阅读材料 –
+++
【每日一题0704】反向阶乘

霍格沃茨的魔法师们一定很熟悉阶乘,也就是整数的乘积。例如,5! = 120,因为5 * 4 * 3 * 2 * 1 = 120

今天邓布利多教授交给我们的挑战是创建一个接受任意数字,并返回其阶乘的数字的函数。例如接收到120,它应返回数字5

当然,不是每个数都是另一个数的阶乘。在这种情况下,请返回None

题目难度:中等
题目来源:codewars

def reverse_fac(num):
    pass

assert reverse_fac(120) == 5
assert reverse_fac(24) == 4
assert reverse_fac(150) is None
def reverse_fac(num):
    results=1
    n_fact=None
    for i in range(1,num+1):
        results*=i
        if results==num:
            n_fact=i
            break
    return n_fact
def reverse_fac(num):
    """反向阶乘"""
    fac = 1
    n = None
    for i in range(1, int(num/2)):
        fac *= i
        if fac == num:
            n = i
            break
    return n

def reverse_fac(num):
    n = 1
    sum_number = 1
    while sum_number < num:
        n += 1
        sum_number *= n
    if sum_number!=num:
        return None
    else:
        return n


assert reverse_fac(120) == 5
assert reverse_fac(24) == 4
assert reverse_fac(150) is None

如果是2呢

题解1:常规思路

def reverse_fac(num):
    for i in range(1,num):
        if num % i != 0:
            return None
        if num/i == 1:
            return i
        num /= i

assert reverse_fac(120) == 5
assert reverse_fac(24) == 4
assert reverse_fac(150) is None

题解2: 归约函数(纯属娱乐)

from functools import reduce

def reverse_fac(num):
    for i in range(1, num):
        result = reduce(lambda x,y:x/y, [num] + list(range(1, i+1)))
+++
所给记录 –
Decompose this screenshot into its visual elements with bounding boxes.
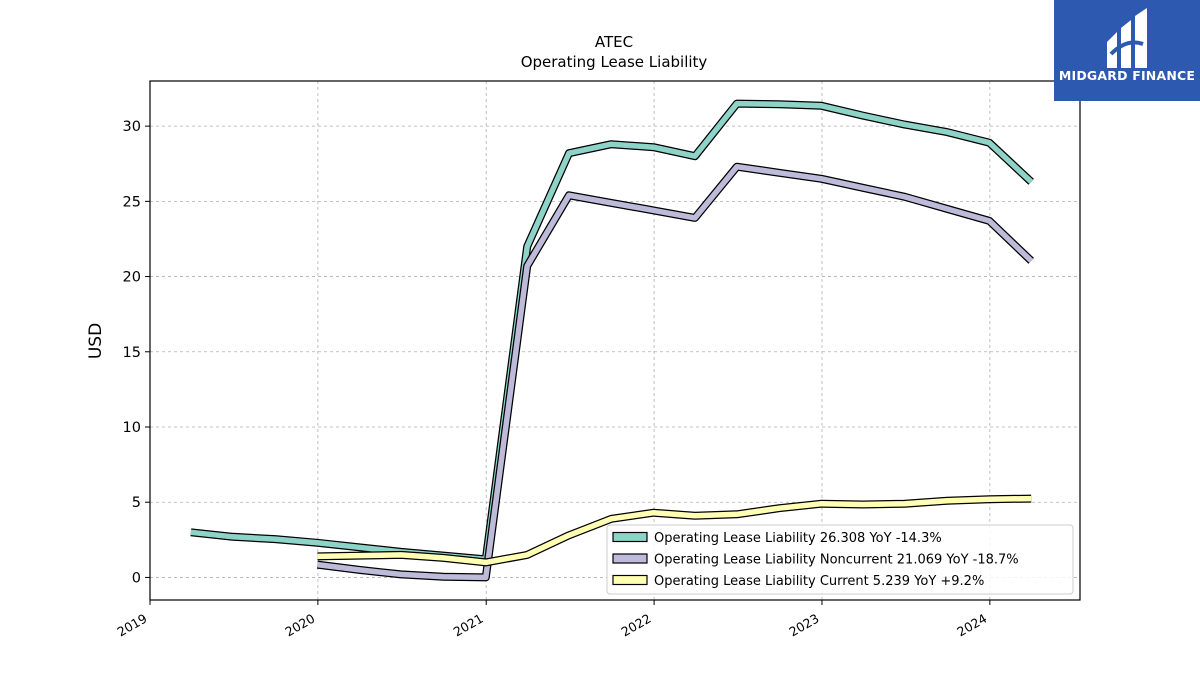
- legend-swatch: [612, 574, 648, 586]
- y-tick-label: 20: [123, 270, 141, 286]
- brand-logo: MIDGARD FINANCE: [1054, 0, 1200, 101]
- legend-swatch: [612, 531, 648, 543]
- legend-box: [606, 524, 1074, 595]
- x-tick-label: 2024: [954, 611, 989, 640]
- y-tick-label: 0: [132, 570, 141, 586]
- y-tick-label: 15: [123, 345, 141, 361]
- brand-name: MIDGARD FINANCE: [1058, 68, 1196, 83]
- x-tick-label: 2020: [282, 611, 317, 640]
- legend-label: Operating Lease Liability Current 5.239 …: [654, 574, 984, 589]
- series-line-operating-lease-liability: [190, 100, 1034, 563]
- y-axis-label: USD: [86, 323, 106, 359]
- plot-series: [190, 99, 1034, 582]
- series-line-operating-lease-liability-current: [317, 495, 1032, 566]
- legend: Operating Lease Liability 26.308 YoY -14…: [606, 524, 1074, 595]
- y-tick-label: 30: [123, 119, 141, 135]
- x-tick-label: 2019: [114, 611, 149, 640]
- series-outline-operating-lease-liability: [190, 99, 1034, 564]
- x-tick-label: 2021: [451, 611, 486, 640]
- legend-label: Operating Lease Liability Noncurrent 21.…: [654, 553, 1019, 568]
- brand-logo-icon: [1107, 8, 1147, 68]
- plot-frame: [149, 80, 1081, 601]
- y-tick-label: 25: [123, 194, 141, 210]
- y-tick-label: 5: [132, 495, 141, 511]
- series-line-operating-lease-liability-noncurrent: [317, 163, 1034, 581]
- legend-label: Operating Lease Liability 26.308 YoY -14…: [654, 531, 942, 546]
- y-tick-label: 10: [123, 420, 141, 436]
- chart-subtitle: Operating Lease Liability: [521, 53, 708, 71]
- x-tick-label: 2023: [786, 611, 821, 640]
- legend-swatch: [612, 553, 648, 564]
- x-tick-label: 2022: [619, 611, 654, 640]
- chart-title: ATEC: [595, 33, 633, 51]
+++
问题与任务 –
A – 反向阶乘讨论帖中出现的 assert 语句有哪些?相同的只算一次,全部列出。
B – 反向阶乘讨论帖中的题目来源是哪个网站?
C – 从反向阶乘讨论帖的最后一行接着往下续写。

结果 –
A –
- assert reverse_fac(120) == 5
- assert reverse_fac(24) == 4
- assert reverse_fac(150) is None

B – codewars

C –
        if result == 1.0:
            return i
        if result < 1:
            return None

assert reverse_fac(120) == 5
assert reverse_fac(24) == 4
assert reverse_fac(150) is None

题解3:生成器(纯属娱乐)

import itertools
import operator

def reverse_fac(num):
    for i in range(1, num):
        result = list(itertools.accumulate([num] + list(range(1, i+1)), operator.truediv))[-1]
        if result == 1.0:
            return i
        if result < 1:
            return None

assert reverse_fac(120) == 5
assert reverse_fac(24) == 4
assert reverse_fac(150) is None

:partying_face: :partying_face: :partying_face: :partying_face: :partying_face: :partying_face:

结果是对的

def fn(x):
    for i in range(1,x+1):
        if x%i==0:
            x=x/i
            if x==1:
                return i
        else:
            return None

print(fn(120),fn(24),fn(150))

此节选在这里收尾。